Task description
Give the number of lines in the records below that include "color", and nothing more.

Information shown
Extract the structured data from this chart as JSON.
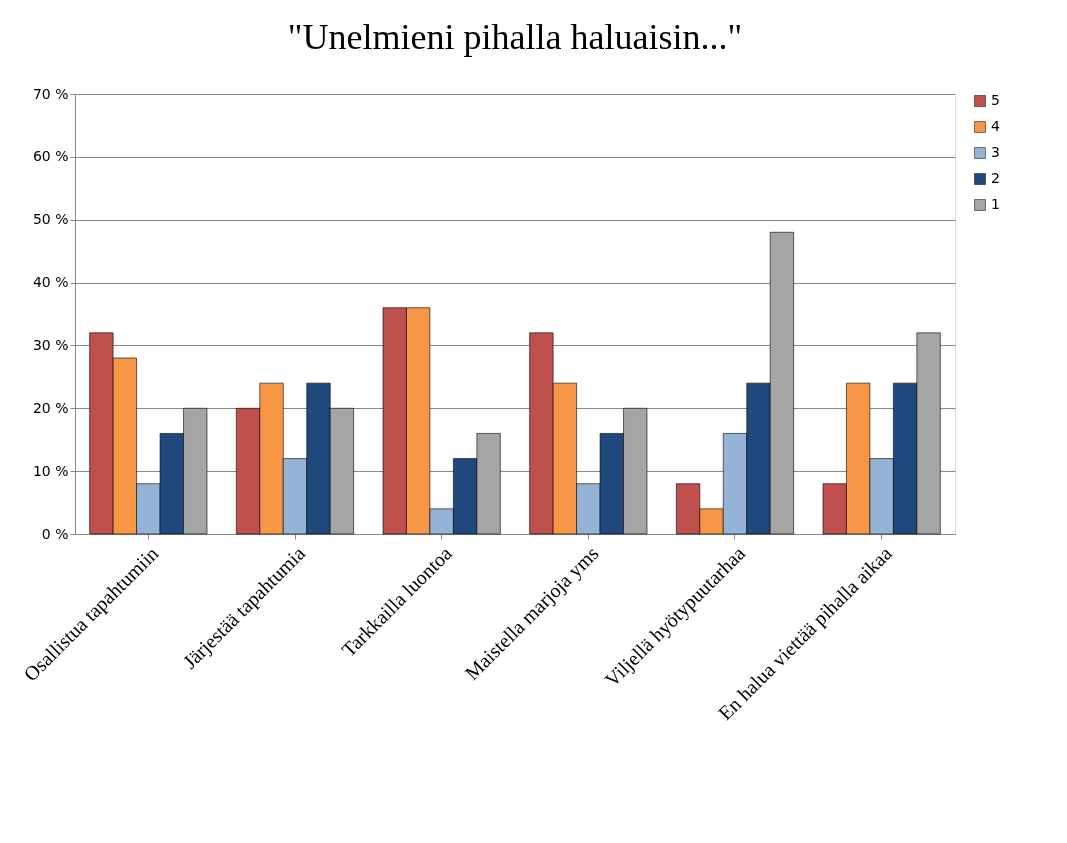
{
  "chart_data": {
    "type": "bar",
    "title": "\"Unelmieni pihalla haluaisin...\"",
    "categories": [
      "Osallistua tapahtumiin",
      "Järjestää tapahtumia",
      "Tarkkailla luontoa",
      "Maistella marjoja yms",
      "Viljellä hyötypuutarhaa",
      "En halua viettää pihalla aikaa"
    ],
    "series": [
      {
        "name": "5",
        "color": "#c0504d",
        "values": [
          32,
          20,
          36,
          32,
          8,
          8
        ]
      },
      {
        "name": "4",
        "color": "#f79646",
        "values": [
          28,
          24,
          36,
          24,
          4,
          24
        ]
      },
      {
        "name": "3",
        "color": "#95b3d7",
        "values": [
          8,
          12,
          4,
          8,
          16,
          12
        ]
      },
      {
        "name": "2",
        "color": "#1f497d",
        "values": [
          16,
          24,
          12,
          16,
          24,
          24
        ]
      },
      {
        "name": "1",
        "color": "#a5a5a5",
        "values": [
          20,
          20,
          16,
          20,
          48,
          32
        ]
      }
    ],
    "ylim": [
      0,
      70
    ],
    "yticks": [
      {
        "value": 0,
        "label": "0 %"
      },
      {
        "value": 10,
        "label": "10 %"
      },
      {
        "value": 20,
        "label": "20 %"
      },
      {
        "value": 30,
        "label": "30 %"
      },
      {
        "value": 40,
        "label": "40 %"
      },
      {
        "value": 50,
        "label": "50 %"
      },
      {
        "value": 60,
        "label": "60 %"
      },
      {
        "value": 70,
        "label": "70 %"
      }
    ],
    "grid": "y",
    "legend": "right"
  }
}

Task response
5